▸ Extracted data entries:
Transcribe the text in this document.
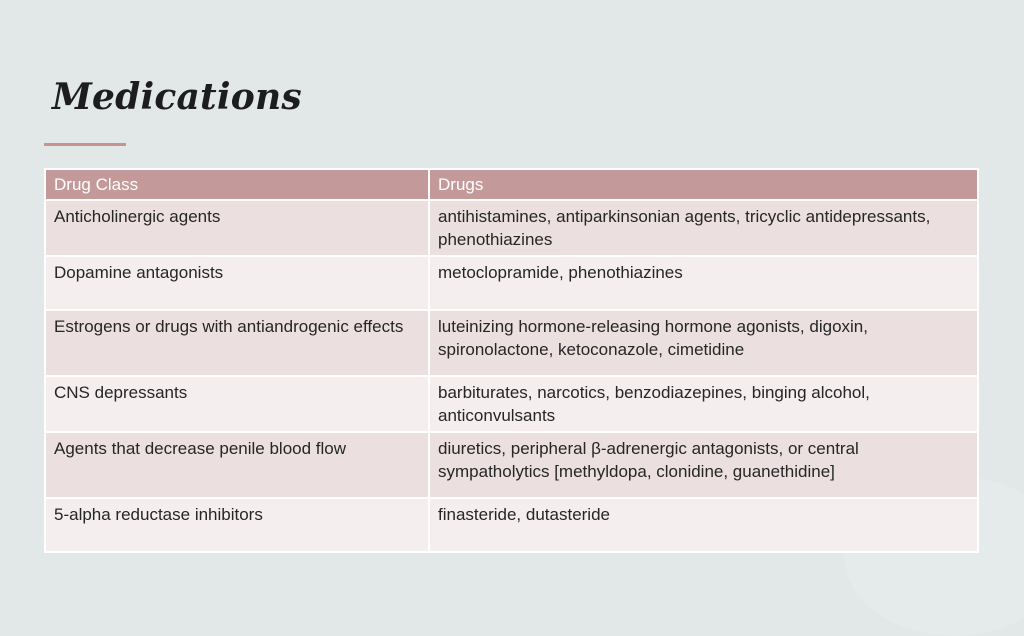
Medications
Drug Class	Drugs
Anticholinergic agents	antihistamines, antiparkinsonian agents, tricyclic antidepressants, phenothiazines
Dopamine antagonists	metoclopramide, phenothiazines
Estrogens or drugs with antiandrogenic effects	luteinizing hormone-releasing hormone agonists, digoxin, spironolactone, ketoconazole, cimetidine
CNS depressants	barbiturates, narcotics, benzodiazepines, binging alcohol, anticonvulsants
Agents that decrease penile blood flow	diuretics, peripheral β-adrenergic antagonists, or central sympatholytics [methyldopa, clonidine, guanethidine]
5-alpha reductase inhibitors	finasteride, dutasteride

▸ EXERCISE GOAL: The entries above are to be returned exactly, without their pictures.

▸ THE COMPLETED TASK:
Transcribe the text in this document.
Medications
Drug Class	Drugs
Anticholinergic agents	antihistamines, antiparkinsonian agents, tricyclic antidepressants, phenothiazines
Dopamine antagonists	metoclopramide, phenothiazines
Estrogens or drugs with antiandrogenic effects	luteinizing hormone-releasing hormone agonists, digoxin, spironolactone, ketoconazole, cimetidine
CNS depressants	barbiturates, narcotics, benzodiazepines, binging alcohol, anticonvulsants
Agents that decrease penile blood flow	diuretics, peripheral β-adrenergic antagonists, or central sympatholytics [methyldopa, clonidine, guanethidine]
5-alpha reductase inhibitors	finasteride, dutasteride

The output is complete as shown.